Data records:
#####

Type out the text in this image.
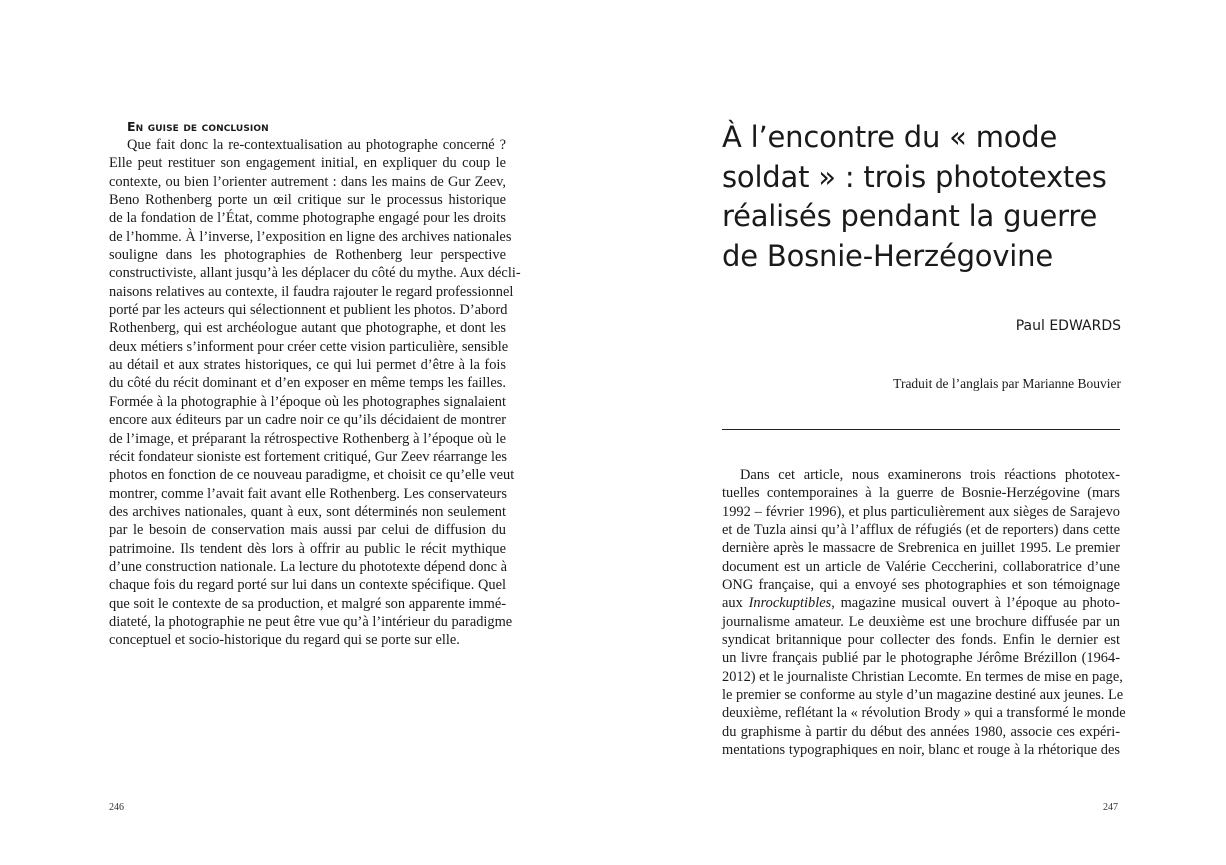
En guise de conclusion
Que fait donc la re-contextualisation au photographe concerné ?
Elle peut restituer son engagement initial, en expliquer du coup le
contexte, ou bien l’orienter autrement : dans les mains de Gur Zeev,
Beno Rothenberg porte un œil critique sur le processus historique
de la fondation de l’État, comme photographe engagé pour les droits
de l’homme. À l’inverse, l’exposition en ligne des archives nationales
souligne dans les photographies de Rothenberg leur perspective
constructiviste, allant jusqu’à les déplacer du côté du mythe. Aux décli-
naisons relatives au contexte, il faudra rajouter le regard professionnel
porté par les acteurs qui sélectionnent et publient les photos. D’abord
Rothenberg, qui est archéologue autant que photographe, et dont les
deux métiers s’informent pour créer cette vision particulière, sensible
au détail et aux strates historiques, ce qui lui permet d’être à la fois
du côté du récit dominant et d’en exposer en même temps les failles.
Formée à la photographie à l’époque où les photographes signalaient
encore aux éditeurs par un cadre noir ce qu’ils décidaient de montrer
de l’image, et préparant la rétrospective Rothenberg à l’époque où le
récit fondateur sioniste est fortement critiqué, Gur Zeev réarrange les
photos en fonction de ce nouveau paradigme, et choisit ce qu’elle veut
montrer, comme l’avait fait avant elle Rothenberg. Les conservateurs
des archives nationales, quant à eux, sont déterminés non seulement
par le besoin de conservation mais aussi par celui de diffusion du
patrimoine. Ils tendent dès lors à offrir au public le récit mythique
d’une construction nationale. La lecture du phototexte dépend donc à
chaque fois du regard porté sur lui dans un contexte spécifique. Quel
que soit le contexte de sa production, et malgré son apparente immé-
diateté, la photographie ne peut être vue qu’à l’intérieur du paradigme
conceptuel et socio-historique du regard qui se porte sur elle.
246
À l’encontre du « mode
soldat » : trois phototextes
réalisés pendant la guerre
de Bosnie-Herzégovine
Paul EDWARDS
Traduit de l’anglais par Marianne Bouvier
Dans cet article, nous examinerons trois réactions phototex-
tuelles contemporaines à la guerre de Bosnie-Herzégovine (mars
1992 – février 1996), et plus particulièrement aux sièges de Sarajevo
et de Tuzla ainsi qu’à l’afflux de réfugiés (et de reporters) dans cette
dernière après le massacre de Srebrenica en juillet 1995. Le premier
document est un article de Valérie Ceccherini, collaboratrice d’une
ONG française, qui a envoyé ses photographies et son témoignage
aux Inrockuptibles, magazine musical ouvert à l’époque au photo-
journalisme amateur. Le deuxième est une brochure diffusée par un
syndicat britannique pour collecter des fonds. Enfin le dernier est
un livre français publié par le photographe Jérôme Brézillon (1964-
2012) et le journaliste Christian Lecomte. En termes de mise en page,
le premier se conforme au style d’un magazine destiné aux jeunes. Le
deuxième, reflétant la « révolution Brody » qui a transformé le monde
du graphisme à partir du début des années 1980, associe ces expéri-
mentations typographiques en noir, blanc et rouge à la rhétorique des
247
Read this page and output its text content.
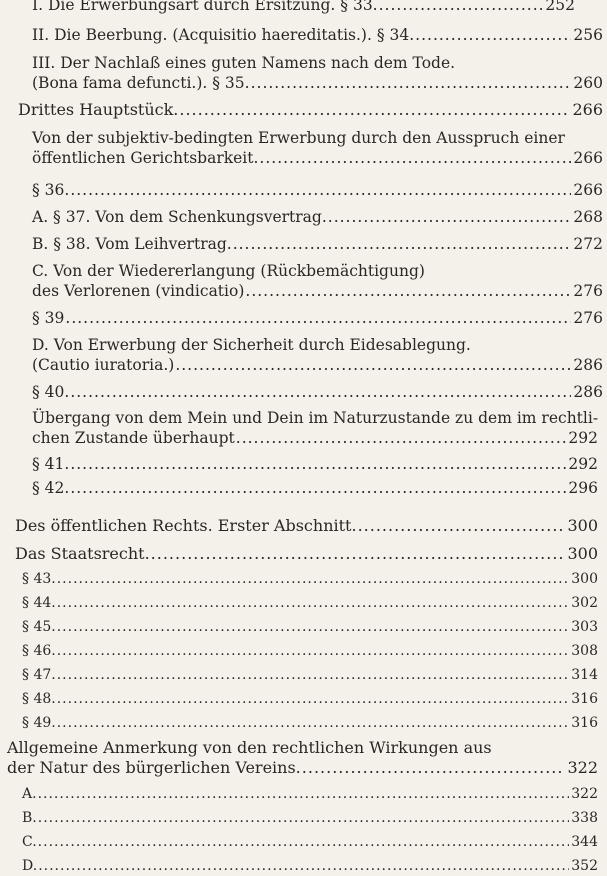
I. Die Erwerbungsart durch Ersitzung. § 33. .....	252
II. Die Beerbung. (Acquisitio haereditatis.). § 34. .....	256
III. Der Nachlaß eines guten Namens nach dem Tode.
(Bona fama defuncti.). § 35. .....	260
Drittes Hauptstück. .....	266
Von der subjektiv-bedingten Erwerbung durch den Ausspruch einer
öffentlichen Gerichtsbarkeit. .....	266
§ 36. .....	266
A. § 37. Von dem Schenkungsvertrag. .....	268
B. § 38. Vom Leihvertrag. .....	272
C. Von der Wiedererlangung (Rückbemächtigung)
des Verlorenen (vindicatio) .....	276
§ 39 .....	276
D. Von Erwerbung der Sicherheit durch Eidesablegung.
(Cautio iuratoria.) .....	286
§ 40. .....	286
Übergang von dem Mein und Dein im Naturzustande zu dem im rechtli-
chen Zustande überhaupt .....	292
§ 41. .....	292
§ 42. .....	296
Des öffentlichen Rechts. Erster Abschnitt. .....	300
Das Staatsrecht. .....	300
§ 43. .....	300
§ 44. .....	302
§ 45. .....	303
§ 46. .....	308
§ 47. .....	314
§ 48. .....	316
§ 49. .....	316
Allgemeine Anmerkung von den rechtlichen Wirkungen aus
der Natur des bürgerlichen Vereins. .....	322
A. .....	322
B. .....	338
C. .....	344
D. .....	352
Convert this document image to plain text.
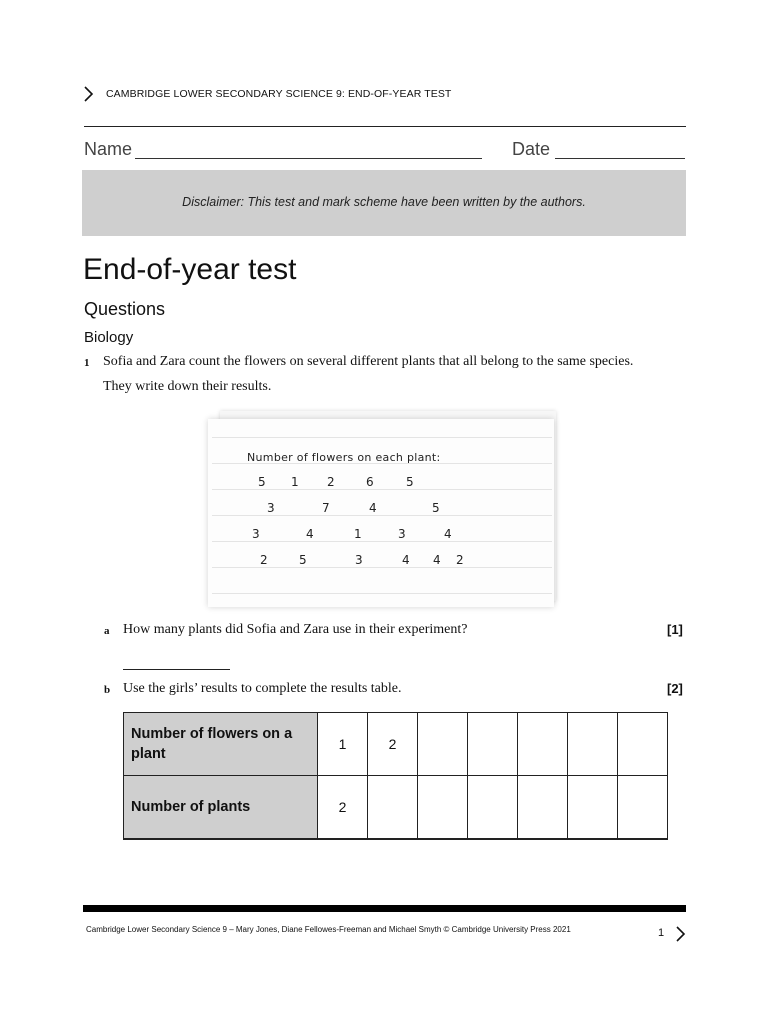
CAMBRIDGE LOWER SECONDARY SCIENCE 9: END-OF-YEAR TEST
Name	Date
Disclaimer: This test and mark scheme have been written by the authors.
End-of-year test
Questions
Biology
1 Sofia and Zara count the flowers on several different plants that all belong to the same species.
They write down their results.
Number of flowers on each plant:
5 1 2	6	5
3	7	4	5
3	4	1	3	4
2	5	3	4 4 2
a How many plants did Sofia and Zara use in their experiment?	[1]
b Use the girls’ results to complete the results table.	[2]
Number of flowers on a plant	1	2					
Number of plants	2						
Cambridge Lower Secondary Science 9 – Mary Jones, Diane Fellowes-Freeman and Michael Smyth © Cambridge University Press 2021	1
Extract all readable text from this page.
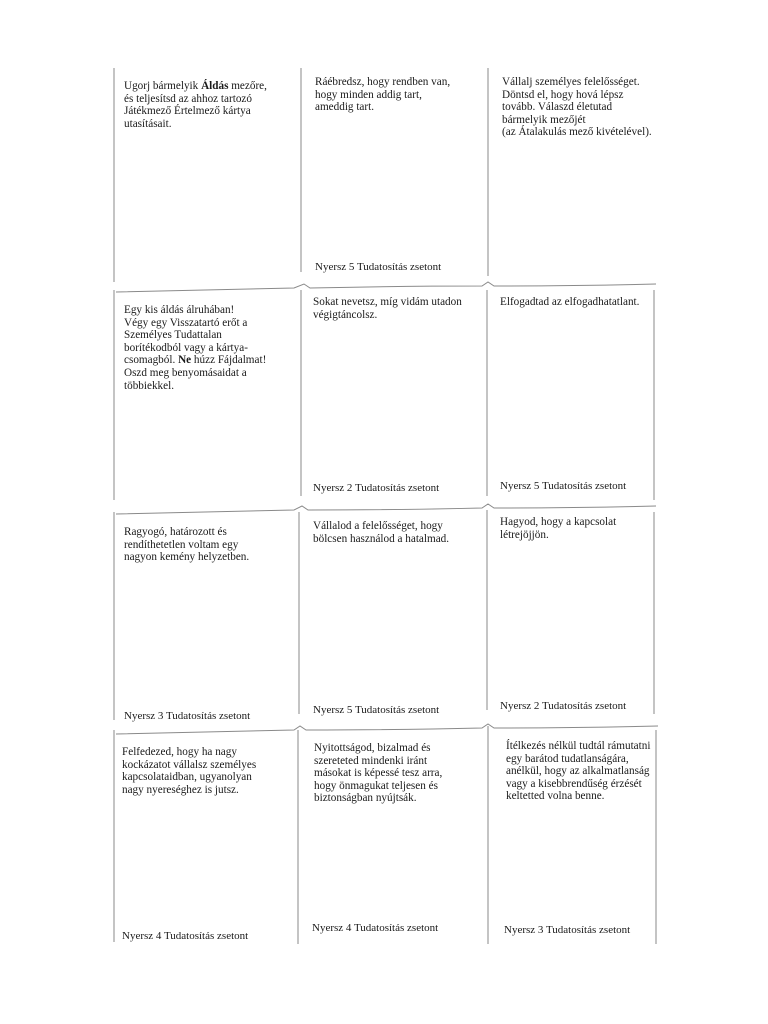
Ugorj bármelyik Áldás mezőre,
és teljesítsd az ahhoz tartozó
Játékmező Értelmező kártya
utasításait.
Ráébredsz, hogy rendben van,
hogy minden addig tart,
ameddig tart.
Nyersz 5 Tudatosítás zsetont
Vállalj személyes felelősséget.
Döntsd el, hogy hová lépsz
tovább. Válaszd életutad
bármelyik mezőjét
(az Átalakulás mező kivételével).
Egy kis áldás álruhában!
Végy egy Visszatartó erőt a
Személyes Tudattalan
borítékodból vagy a kártya-
csomagból. Ne húzz Fájdalmat!
Oszd meg benyomásaidat a
többiekkel.
Sokat nevetsz, míg vidám utadon
végigtáncolsz.
Nyersz 2 Tudatosítás zsetont
Elfogadtad az elfogadhatatlant.
Nyersz 5 Tudatosítás zsetont
Ragyogó, határozott és
rendíthetetlen voltam egy
nagyon kemény helyzetben.
Nyersz 3 Tudatosítás zsetont
Vállalod a felelősséget, hogy
bölcsen használod a hatalmad.
Nyersz 5 Tudatosítás zsetont
Hagyod, hogy a kapcsolat
létrejöjjön.
Nyersz 2 Tudatosítás zsetont
Felfedezed, hogy ha nagy
kockázatot vállalsz személyes
kapcsolataidban, ugyanolyan
nagy nyereséghez is jutsz.
Nyersz 4 Tudatosítás zsetont
Nyitottságod, bizalmad és
szereteted mindenki iránt
másokat is képessé tesz arra,
hogy önmagukat teljesen és
biztonságban nyújtsák.
Nyersz 4 Tudatosítás zsetont
Ítélkezés nélkül tudtál rámutatni
egy barátod tudatlanságára,
anélkül, hogy az alkalmatlanság
vagy a kisebbrendűség érzését
keltetted volna benne.
Nyersz 3 Tudatosítás zsetont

#####

* [The exercise]: Each line in the entries above that includes the string "kártya" should be extracted.

* [Task response]:
Játékmező Értelmező kártya
borítékodból vagy a kártya-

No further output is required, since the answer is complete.